> Directive: Pick out each line containing the string "name".

> Material for this exercise:
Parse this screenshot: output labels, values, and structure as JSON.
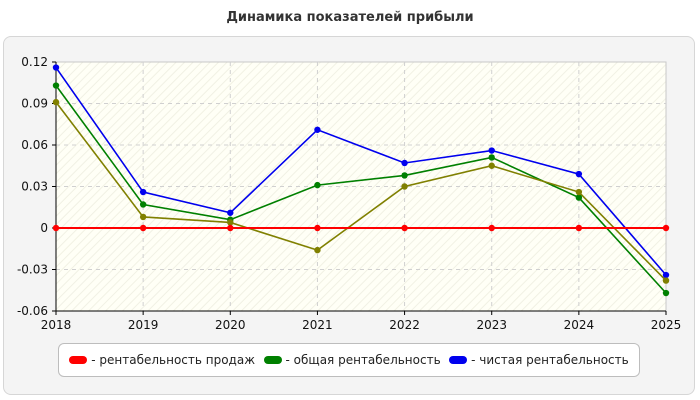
{
  "chart_data": {
    "type": "line",
    "title": "Динамика показателей прибыли",
    "xlabel": "",
    "ylabel": "",
    "x": [
      2018,
      2019,
      2020,
      2021,
      2022,
      2023,
      2024,
      2025
    ],
    "ylim": [
      -0.06,
      0.12
    ],
    "x_tick_labels": [
      "2018",
      "2019",
      "2020",
      "2021",
      "2022",
      "2023",
      "2024",
      "2025"
    ],
    "y_ticks": [
      0.12,
      0.09,
      0.06,
      0.03,
      0,
      -0.03,
      -0.06
    ],
    "y_tick_labels": [
      "0.12",
      "0.09",
      "0.06",
      "0.03",
      "0",
      "-0.03",
      "-0.06"
    ],
    "grid": true,
    "legend_position": "bottom",
    "series": [
      {
        "name": "- рентабельность продаж",
        "color": "#ff0000",
        "values": [
          0,
          0,
          0,
          0,
          0,
          0,
          0,
          0
        ]
      },
      {
        "name": "- общая рентабельность",
        "color": "#008000",
        "values": [
          0.103,
          0.017,
          0.006,
          0.031,
          0.038,
          0.051,
          0.022,
          -0.047
        ]
      },
      {
        "name": "- чистая рентабельность",
        "color": "#0000ee",
        "values": [
          0.116,
          0.026,
          0.011,
          0.071,
          0.047,
          0.056,
          0.039,
          -0.034
        ]
      },
      {
        "name": "",
        "color": "#808000",
        "values": [
          0.091,
          0.008,
          0.004,
          -0.016,
          0.03,
          0.045,
          0.026,
          -0.038
        ]
      }
    ]
  }
}
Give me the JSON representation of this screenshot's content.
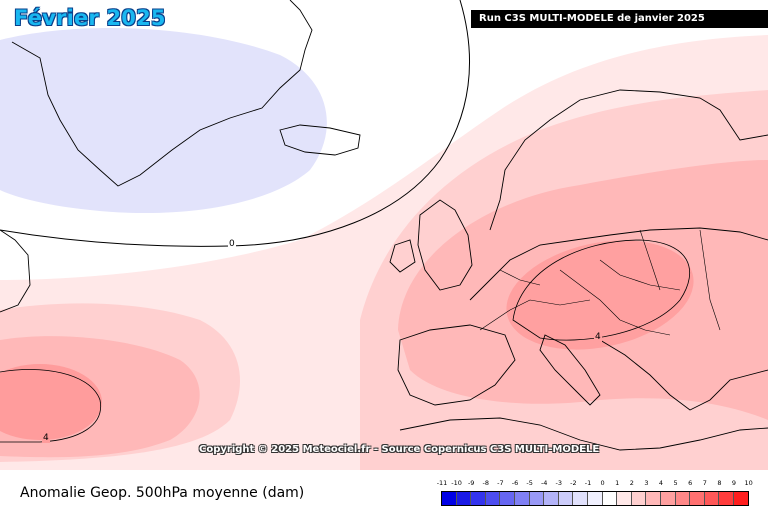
{
  "header": {
    "title": "Février 2025",
    "run_label": "Run C3S MULTI-MODELE de janvier 2025"
  },
  "map": {
    "copyright": "Copyright © 2025 Meteociel.fr - Source Copernicus C3S MULTI-MODELE",
    "contour_labels": [
      "0",
      "4",
      "4"
    ]
  },
  "footer": {
    "parameter_label": "Anomalie Geop. 500hPa moyenne (dam)"
  },
  "scale": {
    "ticks": [
      "-11",
      "-10",
      "-9",
      "-8",
      "-7",
      "-6",
      "-5",
      "-4",
      "-3",
      "-2",
      "-1",
      "0",
      "1",
      "2",
      "3",
      "4",
      "5",
      "6",
      "7",
      "8",
      "9",
      "10"
    ],
    "colors": [
      "#0000e6",
      "#1a1ae6",
      "#3333ee",
      "#4d4df0",
      "#6666f2",
      "#8080f4",
      "#9999f6",
      "#b3b3f8",
      "#ccccfa",
      "#e1e1fc",
      "#f0f0fe",
      "#ffffff",
      "#ffe8e8",
      "#ffd0d0",
      "#ffb8b8",
      "#ffa0a0",
      "#ff8888",
      "#ff7070",
      "#ff5858",
      "#ff3c3c",
      "#ff1e1e"
    ]
  }
}
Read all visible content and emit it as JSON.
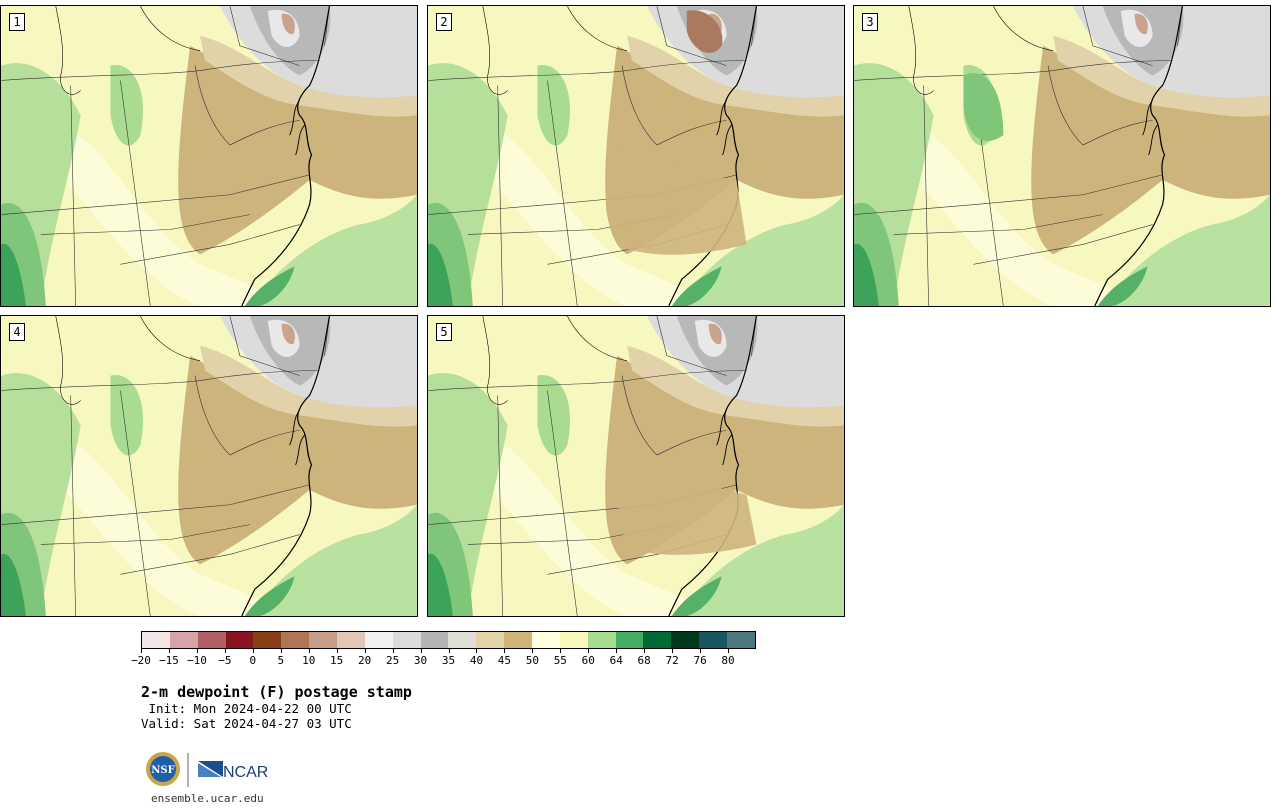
{
  "panels": [
    {
      "label": "1"
    },
    {
      "label": "2"
    },
    {
      "label": "3"
    },
    {
      "label": "4"
    },
    {
      "label": "5"
    }
  ],
  "colorbar": {
    "colors": [
      "#f2e6e6",
      "#d4a4a8",
      "#b35e64",
      "#8b1420",
      "#8a4016",
      "#b07552",
      "#c89f86",
      "#e2c6b6",
      "#f2f2f2",
      "#dcdcdc",
      "#b4b4b4",
      "#dfe0d3",
      "#e3d3a9",
      "#cfb57c",
      "#fffee0",
      "#f7fab8",
      "#a7db8e",
      "#43ad64",
      "#006b37",
      "#00391f",
      "#18575f",
      "#4b797e"
    ],
    "tick_labels": [
      "−20",
      "−15",
      "−10",
      "−5",
      "0",
      "5",
      "10",
      "15",
      "20",
      "25",
      "30",
      "35",
      "40",
      "45",
      "50",
      "55",
      "60",
      "64",
      "68",
      "72",
      "76",
      "80"
    ]
  },
  "title": "2-m dewpoint (F) postage stamp",
  "init": " Init: Mon 2024-04-22 00 UTC",
  "valid": "Valid: Sat 2024-04-27 03 UTC",
  "logos": {
    "nsf": "NSF",
    "ncar": "NCAR"
  },
  "site": "ensemble.ucar.edu"
}
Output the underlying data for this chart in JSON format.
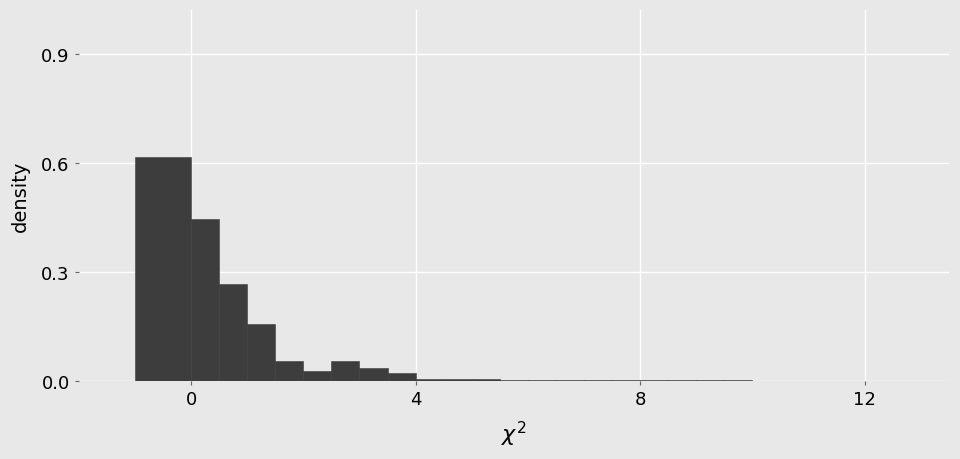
{
  "title": "",
  "xlabel": "$\\chi^2$",
  "ylabel": "density",
  "bar_color": "#3d3d3d",
  "bar_edge_color": "#3d3d3d",
  "background_color": "#E8E8E8",
  "grid_color": "#FFFFFF",
  "xlim": [
    -2.0,
    13.5
  ],
  "ylim": [
    0.0,
    1.02
  ],
  "xticks": [
    0,
    4,
    8,
    12
  ],
  "yticks": [
    0.0,
    0.3,
    0.6,
    0.9
  ],
  "bin_left_edges": [
    -1.0,
    0.0,
    0.5,
    1.0,
    1.5,
    2.0,
    2.5,
    3.0,
    3.5,
    4.0,
    4.5,
    5.0,
    5.5,
    6.0,
    6.5,
    7.0,
    7.5,
    8.0,
    8.5,
    9.0,
    9.5
  ],
  "bin_widths": [
    1.0,
    0.5,
    0.5,
    0.5,
    0.5,
    0.5,
    0.5,
    0.5,
    0.5,
    0.5,
    0.5,
    0.5,
    0.5,
    0.5,
    0.5,
    0.5,
    0.5,
    0.5,
    0.5,
    0.5,
    0.5
  ],
  "densities": [
    0.615,
    0.445,
    0.265,
    0.155,
    0.055,
    0.025,
    0.055,
    0.035,
    0.02,
    0.005,
    0.005,
    0.005,
    0.001,
    0.001,
    0.001,
    0.001,
    0.001,
    0.001,
    0.001,
    0.001,
    0.001
  ],
  "xlabel_fontsize": 16,
  "ylabel_fontsize": 14,
  "tick_fontsize": 13
}
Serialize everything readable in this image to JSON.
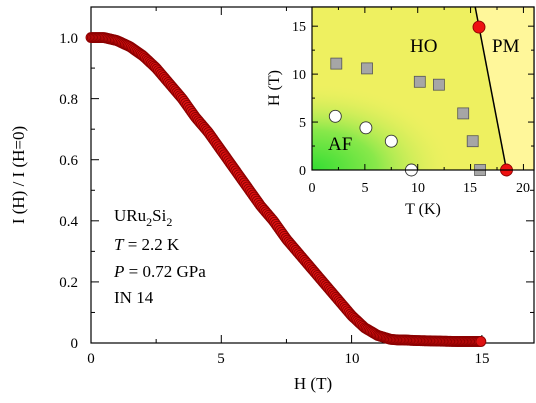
{
  "chart_data": [
    {
      "type": "scatter",
      "xlabel": "H (T)",
      "ylabel": "I (H) / I (H=0)",
      "xlim": [
        0,
        17
      ],
      "ylim": [
        0,
        1.1
      ],
      "xticks": [
        "0",
        "5",
        "10",
        "15"
      ],
      "yticks": [
        "0",
        "0.2",
        "0.4",
        "0.6",
        "0.8",
        "1.0"
      ],
      "marker_color": "#dd1111",
      "marker_edge": "#8b0000",
      "annotations": {
        "compound_base": "URu",
        "compound_sub1": "2",
        "compound_mid": "Si",
        "compound_sub2": "2",
        "temp_var": "T",
        "temp_value": " = 2.2 K",
        "pressure_var": "P",
        "pressure_value": " = 0.72 GPa",
        "instrument": "IN 14"
      },
      "series": [
        {
          "x": [
            0,
            0.5,
            1,
            1.5,
            2,
            2.5,
            3,
            3.5,
            4,
            4.5,
            5,
            5.5,
            6,
            6.5,
            7,
            7.5,
            8,
            8.5,
            9,
            9.5,
            10,
            10.5,
            11,
            11.5,
            11.8,
            12,
            12.5,
            13,
            13.5,
            14,
            14.5,
            15
          ],
          "y": [
            1.0,
            1.0,
            0.99,
            0.97,
            0.94,
            0.9,
            0.85,
            0.8,
            0.74,
            0.69,
            0.63,
            0.57,
            0.51,
            0.45,
            0.4,
            0.34,
            0.29,
            0.24,
            0.19,
            0.14,
            0.09,
            0.05,
            0.025,
            0.012,
            0.01,
            0.01,
            0.008,
            0.007,
            0.006,
            0.005,
            0.005,
            0.005
          ]
        }
      ]
    },
    {
      "type": "scatter",
      "xlabel": "T (K)",
      "ylabel": "H (T)",
      "xlim": [
        0,
        21
      ],
      "ylim": [
        0,
        17
      ],
      "xticks": [
        "0",
        "5",
        "10",
        "15",
        "20"
      ],
      "yticks": [
        "0",
        "5",
        "10",
        "15"
      ],
      "region_labels": {
        "ho": "HO",
        "pm": "PM",
        "af": "AF"
      },
      "colors": {
        "pm_fill": "#fff79a",
        "ho_fill": "#eef060",
        "af_fill": "#33dd33",
        "square": "#a6a6a6",
        "red_dot": "#ee1111"
      },
      "series": [
        {
          "marker": "square",
          "x": [
            2.3,
            5.2,
            10.2,
            12,
            14.3,
            15.2,
            15.9
          ],
          "y": [
            11.1,
            10.6,
            9.2,
            8.9,
            5.9,
            3,
            0
          ]
        },
        {
          "marker": "circle-open",
          "x": [
            2.2,
            5.1,
            7.5,
            9.4
          ],
          "y": [
            5.6,
            4.4,
            3,
            0
          ]
        },
        {
          "marker": "circle-red",
          "x": [
            15.8,
            18.4
          ],
          "y": [
            14.9,
            0
          ]
        }
      ],
      "boundary_line": {
        "x": [
          15.8,
          18.4
        ],
        "y": [
          14.9,
          0
        ]
      }
    }
  ]
}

> Reply:
        "name": "- рентабельность продаж",
        "name": "- общая рентабельность",
        "name": "- чистая рентабельность",
        "name": "",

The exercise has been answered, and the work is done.